**TASK DETAILS:**
Print every entry word for word, but omit the pictures.

## begin

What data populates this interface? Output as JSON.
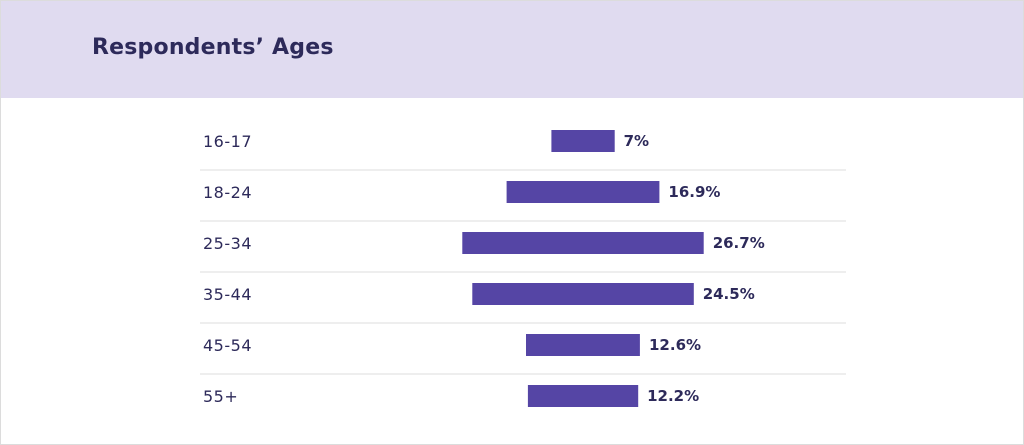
{
  "title": "Respondents’ Ages",
  "colors": {
    "header_background": "#e0dbf0",
    "bar": "#5545a5",
    "text": "#2d2a5a",
    "divider": "#dcdcdc"
  },
  "chart_data": {
    "type": "bar",
    "orientation": "horizontal",
    "title": "Respondents’ Ages",
    "categories": [
      "16-17",
      "18-24",
      "25-34",
      "35-44",
      "45-54",
      "55+"
    ],
    "values": [
      7,
      16.9,
      26.7,
      24.5,
      12.6,
      12.2
    ],
    "value_labels": [
      "7%",
      "16.9%",
      "26.7%",
      "24.5%",
      "12.6%",
      "12.2%"
    ],
    "unit": "%",
    "grid": false,
    "legend": "none"
  }
}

## end

**EXERCISE OUTPUT:**
What data populates this interface? Output as JSON.
{
  "title": "Respondents’ Ages",
  "colors": {
    "header_background": "#e0dbf0",
    "bar": "#5545a5",
    "text": "#2d2a5a",
    "divider": "#dcdcdc"
  },
  "chart_data": {
    "type": "bar",
    "orientation": "horizontal",
    "title": "Respondents’ Ages",
    "categories": [
      "16-17",
      "18-24",
      "25-34",
      "35-44",
      "45-54",
      "55+"
    ],
    "values": [
      7,
      16.9,
      26.7,
      24.5,
      12.6,
      12.2
    ],
    "value_labels": [
      "7%",
      "16.9%",
      "26.7%",
      "24.5%",
      "12.6%",
      "12.2%"
    ],
    "unit": "%",
    "grid": false,
    "legend": "none"
  }
}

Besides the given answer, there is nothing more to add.